◆ Task requirements ◆
Search the records for the word "gratitude" and pick out every line that has it.
-- start Supplied material --
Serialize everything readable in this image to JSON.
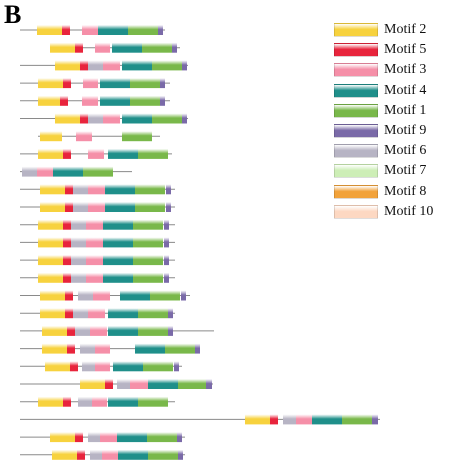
{
  "panel_label": "B",
  "motifs": [
    {
      "name": "Motif 2",
      "color": "#F7D23E"
    },
    {
      "name": "Motif 5",
      "color": "#E8243C"
    },
    {
      "name": "Motif 3",
      "color": "#F58FA8"
    },
    {
      "name": "Motif 4",
      "color": "#1F8F8A"
    },
    {
      "name": "Motif 1",
      "color": "#79B84A"
    },
    {
      "name": "Motif 9",
      "color": "#7A6AA8"
    },
    {
      "name": "Motif 6",
      "color": "#B7B4C4"
    },
    {
      "name": "Motif 7",
      "color": "#CDEEB6"
    },
    {
      "name": "Motif 8",
      "color": "#F2A23A"
    },
    {
      "name": "Motif 10",
      "color": "#FDD8C2"
    }
  ],
  "sequences": [
    {
      "start": 20,
      "end": 165,
      "motifs": [
        [
          "Motif 2",
          37,
          62
        ],
        [
          "Motif 5",
          62,
          70
        ],
        [
          "Motif 3",
          82,
          98
        ],
        [
          "Motif 4",
          98,
          128
        ],
        [
          "Motif 1",
          128,
          158
        ],
        [
          "Motif 9",
          158,
          163
        ]
      ]
    },
    {
      "start": 50,
      "end": 180,
      "motifs": [
        [
          "Motif 2",
          50,
          75
        ],
        [
          "Motif 5",
          75,
          83
        ],
        [
          "Motif 3",
          95,
          110
        ],
        [
          "Motif 4",
          112,
          142
        ],
        [
          "Motif 1",
          142,
          172
        ],
        [
          "Motif 9",
          172,
          177
        ]
      ]
    },
    {
      "start": 20,
      "end": 188,
      "motifs": [
        [
          "Motif 2",
          55,
          80
        ],
        [
          "Motif 5",
          80,
          88
        ],
        [
          "Motif 6",
          88,
          103
        ],
        [
          "Motif 3",
          103,
          120
        ],
        [
          "Motif 4",
          122,
          152
        ],
        [
          "Motif 1",
          152,
          182
        ],
        [
          "Motif 9",
          182,
          187
        ]
      ]
    },
    {
      "start": 20,
      "end": 170,
      "motifs": [
        [
          "Motif 2",
          38,
          63
        ],
        [
          "Motif 5",
          63,
          71
        ],
        [
          "Motif 3",
          83,
          98
        ],
        [
          "Motif 4",
          100,
          130
        ],
        [
          "Motif 1",
          130,
          160
        ],
        [
          "Motif 9",
          160,
          165
        ]
      ]
    },
    {
      "start": 20,
      "end": 170,
      "motifs": [
        [
          "Motif 2",
          38,
          60
        ],
        [
          "Motif 5",
          60,
          68
        ],
        [
          "Motif 3",
          82,
          98
        ],
        [
          "Motif 4",
          100,
          130
        ],
        [
          "Motif 1",
          130,
          160
        ],
        [
          "Motif 9",
          160,
          165
        ]
      ]
    },
    {
      "start": 20,
      "end": 188,
      "motifs": [
        [
          "Motif 2",
          55,
          80
        ],
        [
          "Motif 5",
          80,
          88
        ],
        [
          "Motif 6",
          88,
          103
        ],
        [
          "Motif 3",
          103,
          120
        ],
        [
          "Motif 4",
          122,
          152
        ],
        [
          "Motif 1",
          152,
          182
        ],
        [
          "Motif 9",
          182,
          187
        ]
      ]
    },
    {
      "start": 38,
      "end": 160,
      "motifs": [
        [
          "Motif 2",
          40,
          62
        ],
        [
          "Motif 3",
          76,
          92
        ],
        [
          "Motif 1",
          122,
          152
        ]
      ]
    },
    {
      "start": 20,
      "end": 172,
      "motifs": [
        [
          "Motif 2",
          38,
          63
        ],
        [
          "Motif 5",
          63,
          71
        ],
        [
          "Motif 3",
          88,
          104
        ],
        [
          "Motif 4",
          108,
          138
        ],
        [
          "Motif 1",
          138,
          168
        ]
      ]
    },
    {
      "start": 20,
      "end": 132,
      "motifs": [
        [
          "Motif 6",
          22,
          37
        ],
        [
          "Motif 3",
          37,
          53
        ],
        [
          "Motif 4",
          53,
          83
        ],
        [
          "Motif 1",
          83,
          113
        ]
      ]
    },
    {
      "start": 20,
      "end": 175,
      "motifs": [
        [
          "Motif 2",
          40,
          65
        ],
        [
          "Motif 5",
          65,
          73
        ],
        [
          "Motif 6",
          73,
          88
        ],
        [
          "Motif 3",
          88,
          105
        ],
        [
          "Motif 4",
          105,
          135
        ],
        [
          "Motif 1",
          135,
          165
        ],
        [
          "Motif 9",
          166,
          171
        ]
      ]
    },
    {
      "start": 20,
      "end": 175,
      "motifs": [
        [
          "Motif 2",
          40,
          65
        ],
        [
          "Motif 5",
          65,
          73
        ],
        [
          "Motif 6",
          73,
          88
        ],
        [
          "Motif 3",
          88,
          105
        ],
        [
          "Motif 4",
          105,
          135
        ],
        [
          "Motif 1",
          135,
          165
        ],
        [
          "Motif 9",
          166,
          171
        ]
      ]
    },
    {
      "start": 20,
      "end": 175,
      "motifs": [
        [
          "Motif 2",
          38,
          63
        ],
        [
          "Motif 5",
          63,
          71
        ],
        [
          "Motif 6",
          71,
          86
        ],
        [
          "Motif 3",
          86,
          103
        ],
        [
          "Motif 4",
          103,
          133
        ],
        [
          "Motif 1",
          133,
          163
        ],
        [
          "Motif 9",
          164,
          169
        ]
      ]
    },
    {
      "start": 20,
      "end": 175,
      "motifs": [
        [
          "Motif 2",
          38,
          63
        ],
        [
          "Motif 5",
          63,
          71
        ],
        [
          "Motif 6",
          71,
          86
        ],
        [
          "Motif 3",
          86,
          103
        ],
        [
          "Motif 4",
          103,
          133
        ],
        [
          "Motif 1",
          133,
          163
        ],
        [
          "Motif 9",
          164,
          169
        ]
      ]
    },
    {
      "start": 20,
      "end": 175,
      "motifs": [
        [
          "Motif 2",
          38,
          63
        ],
        [
          "Motif 5",
          63,
          71
        ],
        [
          "Motif 6",
          71,
          86
        ],
        [
          "Motif 3",
          86,
          103
        ],
        [
          "Motif 4",
          103,
          133
        ],
        [
          "Motif 1",
          133,
          163
        ],
        [
          "Motif 9",
          164,
          169
        ]
      ]
    },
    {
      "start": 20,
      "end": 175,
      "motifs": [
        [
          "Motif 2",
          38,
          63
        ],
        [
          "Motif 5",
          63,
          71
        ],
        [
          "Motif 6",
          71,
          86
        ],
        [
          "Motif 3",
          86,
          103
        ],
        [
          "Motif 4",
          103,
          133
        ],
        [
          "Motif 1",
          133,
          163
        ],
        [
          "Motif 9",
          164,
          169
        ]
      ]
    },
    {
      "start": 20,
      "end": 190,
      "motifs": [
        [
          "Motif 2",
          40,
          65
        ],
        [
          "Motif 5",
          65,
          73
        ],
        [
          "Motif 6",
          78,
          93
        ],
        [
          "Motif 3",
          93,
          110
        ],
        [
          "Motif 4",
          120,
          150
        ],
        [
          "Motif 1",
          150,
          180
        ],
        [
          "Motif 9",
          181,
          186
        ]
      ]
    },
    {
      "start": 20,
      "end": 175,
      "motifs": [
        [
          "Motif 2",
          40,
          65
        ],
        [
          "Motif 5",
          65,
          73
        ],
        [
          "Motif 6",
          73,
          88
        ],
        [
          "Motif 3",
          88,
          105
        ],
        [
          "Motif 4",
          108,
          138
        ],
        [
          "Motif 1",
          138,
          168
        ],
        [
          "Motif 9",
          168,
          173
        ]
      ]
    },
    {
      "start": 20,
      "end": 214,
      "motifs": [
        [
          "Motif 2",
          42,
          67
        ],
        [
          "Motif 5",
          67,
          75
        ],
        [
          "Motif 6",
          75,
          90
        ],
        [
          "Motif 3",
          90,
          107
        ],
        [
          "Motif 4",
          108,
          138
        ],
        [
          "Motif 1",
          138,
          168
        ],
        [
          "Motif 9",
          168,
          173
        ]
      ]
    },
    {
      "start": 20,
      "end": 200,
      "motifs": [
        [
          "Motif 2",
          42,
          67
        ],
        [
          "Motif 5",
          67,
          75
        ],
        [
          "Motif 6",
          80,
          95
        ],
        [
          "Motif 3",
          95,
          110
        ],
        [
          "Motif 4",
          135,
          165
        ],
        [
          "Motif 1",
          165,
          195
        ],
        [
          "Motif 9",
          195,
          200
        ]
      ]
    },
    {
      "start": 20,
      "end": 182,
      "motifs": [
        [
          "Motif 2",
          45,
          70
        ],
        [
          "Motif 5",
          70,
          78
        ],
        [
          "Motif 6",
          82,
          95
        ],
        [
          "Motif 3",
          95,
          110
        ],
        [
          "Motif 4",
          113,
          143
        ],
        [
          "Motif 1",
          143,
          173
        ],
        [
          "Motif 9",
          174,
          179
        ]
      ]
    },
    {
      "start": 20,
      "end": 213,
      "motifs": [
        [
          "Motif 2",
          80,
          105
        ],
        [
          "Motif 5",
          105,
          113
        ],
        [
          "Motif 6",
          117,
          130
        ],
        [
          "Motif 3",
          130,
          148
        ],
        [
          "Motif 4",
          148,
          178
        ],
        [
          "Motif 1",
          178,
          206
        ],
        [
          "Motif 9",
          206,
          212
        ]
      ]
    },
    {
      "start": 20,
      "end": 175,
      "motifs": [
        [
          "Motif 2",
          38,
          63
        ],
        [
          "Motif 5",
          63,
          71
        ],
        [
          "Motif 6",
          78,
          92
        ],
        [
          "Motif 3",
          92,
          107
        ],
        [
          "Motif 4",
          108,
          138
        ],
        [
          "Motif 1",
          138,
          168
        ]
      ]
    },
    {
      "start": 20,
      "end": 380,
      "motifs": [
        [
          "Motif 2",
          245,
          270
        ],
        [
          "Motif 5",
          270,
          278
        ],
        [
          "Motif 6",
          283,
          296
        ],
        [
          "Motif 3",
          296,
          312
        ],
        [
          "Motif 4",
          312,
          342
        ],
        [
          "Motif 1",
          342,
          372
        ],
        [
          "Motif 9",
          372,
          378
        ]
      ]
    },
    {
      "start": 20,
      "end": 185,
      "motifs": [
        [
          "Motif 2",
          50,
          75
        ],
        [
          "Motif 5",
          75,
          83
        ],
        [
          "Motif 6",
          88,
          100
        ],
        [
          "Motif 3",
          100,
          117
        ],
        [
          "Motif 4",
          117,
          147
        ],
        [
          "Motif 1",
          147,
          177
        ],
        [
          "Motif 9",
          177,
          182
        ]
      ]
    },
    {
      "start": 20,
      "end": 185,
      "motifs": [
        [
          "Motif 2",
          52,
          77
        ],
        [
          "Motif 5",
          77,
          85
        ],
        [
          "Motif 6",
          90,
          102
        ],
        [
          "Motif 3",
          102,
          118
        ],
        [
          "Motif 4",
          118,
          148
        ],
        [
          "Motif 1",
          148,
          178
        ],
        [
          "Motif 9",
          178,
          183
        ]
      ]
    }
  ]
}
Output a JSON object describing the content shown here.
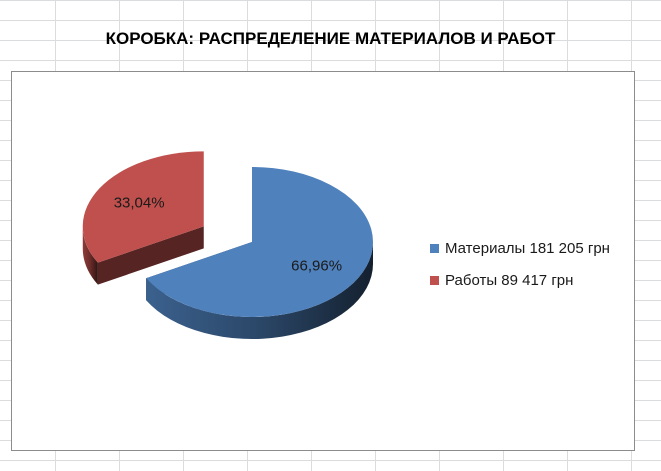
{
  "chart_data": {
    "type": "pie",
    "title": "КОРОБКА: РАСПРЕДЕЛЕНИЕ МАТЕРИАЛОВ И РАБОТ",
    "slices": [
      {
        "legend": "Материалы 181 205 грн",
        "value": 181205,
        "percent_label": "66,96%",
        "color": "#4f81bd",
        "exploded": false
      },
      {
        "legend": "Работы 89 417 грн",
        "value": 89417,
        "percent_label": "33,04%",
        "color": "#c0504d",
        "exploded": true
      }
    ],
    "legend_position": "right",
    "style": "3d-exploded"
  }
}
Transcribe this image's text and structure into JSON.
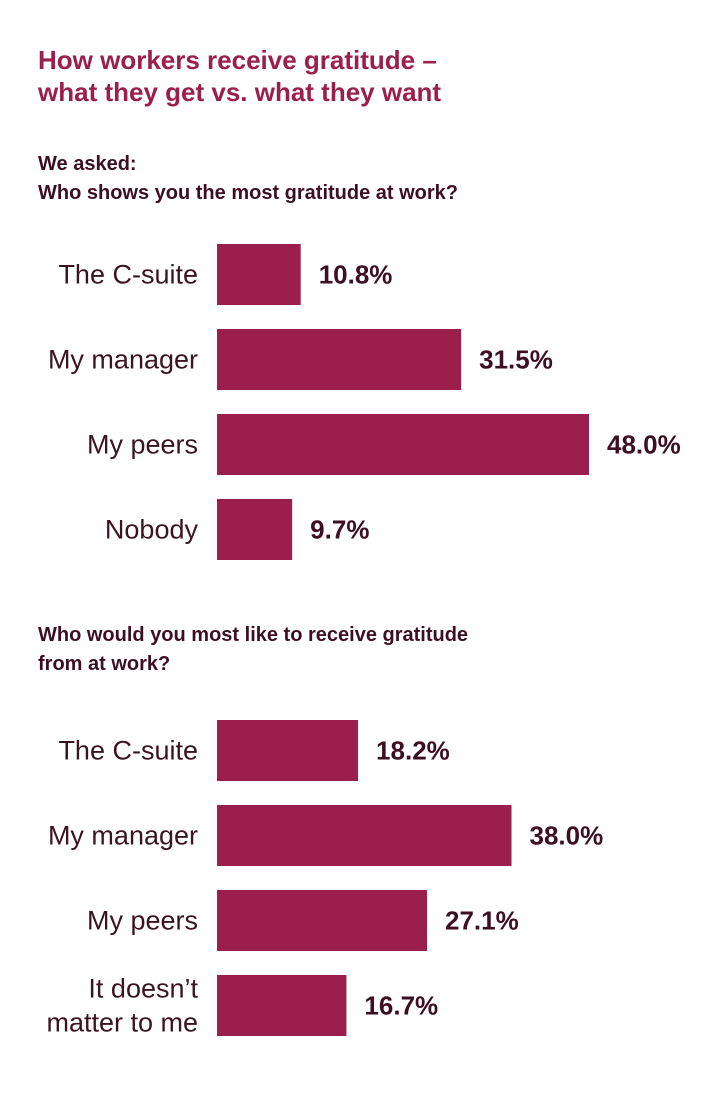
{
  "title_line1": "How workers receive gratitude –",
  "title_line2": "what they get vs. what they want",
  "q1_line1": "We asked:",
  "q1_line2": "Who shows you the most gratitude at work?",
  "q2_line1": "Who would you most like to receive gratitude",
  "q2_line2": "from at work?",
  "colors": {
    "bar": "#9b1f4c",
    "title": "#9b1f4c",
    "text": "#3d0f22"
  },
  "chart_data": [
    {
      "type": "bar",
      "orientation": "horizontal",
      "title": "Who shows you the most gratitude at work?",
      "categories": [
        [
          "The C-suite"
        ],
        [
          "My manager"
        ],
        [
          "My peers"
        ],
        [
          "Nobody"
        ]
      ],
      "values": [
        10.8,
        31.5,
        48.0,
        9.7
      ],
      "value_labels": [
        "10.8%",
        "31.5%",
        "48.0%",
        "9.7%"
      ],
      "xlim": [
        0,
        48.0
      ],
      "grid": false
    },
    {
      "type": "bar",
      "orientation": "horizontal",
      "title": "Who would you most like to receive gratitude from at work?",
      "categories": [
        [
          "The C-suite"
        ],
        [
          "My manager"
        ],
        [
          "My peers"
        ],
        [
          "It doesn’t",
          "matter to me"
        ]
      ],
      "values": [
        18.2,
        38.0,
        27.1,
        16.7
      ],
      "value_labels": [
        "18.2%",
        "38.0%",
        "27.1%",
        "16.7%"
      ],
      "xlim": [
        0,
        48.0
      ],
      "grid": false
    }
  ]
}
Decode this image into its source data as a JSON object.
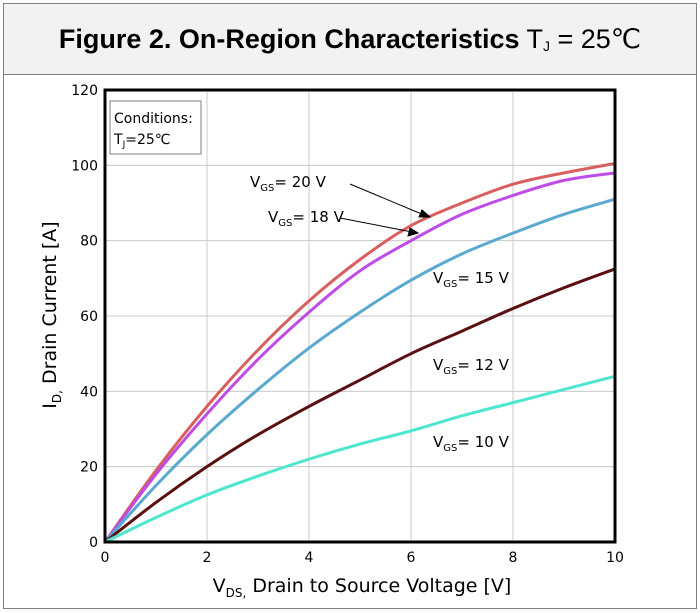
-- end Supplied material --
◆ Finished exercise ◆
  "title_line1": "How workers receive gratitude –",
  "q1_line2": "Who shows you the most gratitude at work?",
  "q2_line1": "Who would you most like to receive gratitude",
      "title": "Who shows you the most gratitude at work?",
      "title": "Who would you most like to receive gratitude from at work?",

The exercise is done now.